◆ What you have to do ◆
Would you repeat the listing exactly but omit every picture?

◆ Data provided ◆
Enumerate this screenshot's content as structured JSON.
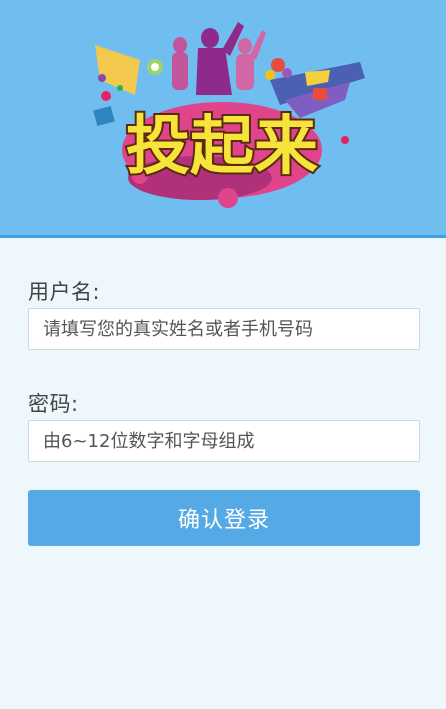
{
  "banner": {
    "logo_text": "投起来",
    "bg_color": "#70bdf0"
  },
  "form": {
    "username_label": "用户名:",
    "username_placeholder": "请填写您的真实姓名或者手机号码",
    "password_label": "密码:",
    "password_placeholder": "由6~12位数字和字母组成",
    "submit_label": "确认登录",
    "accent_color": "#55aae6"
  }
}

◆ Full output ◆
Enumerate this screenshot's content as structured JSON.
{
  "banner": {
    "logo_text": "投起来",
    "bg_color": "#70bdf0"
  },
  "form": {
    "username_label": "用户名:",
    "username_placeholder": "请填写您的真实姓名或者手机号码",
    "password_label": "密码:",
    "password_placeholder": "由6~12位数字和字母组成",
    "submit_label": "确认登录",
    "accent_color": "#55aae6"
  }
}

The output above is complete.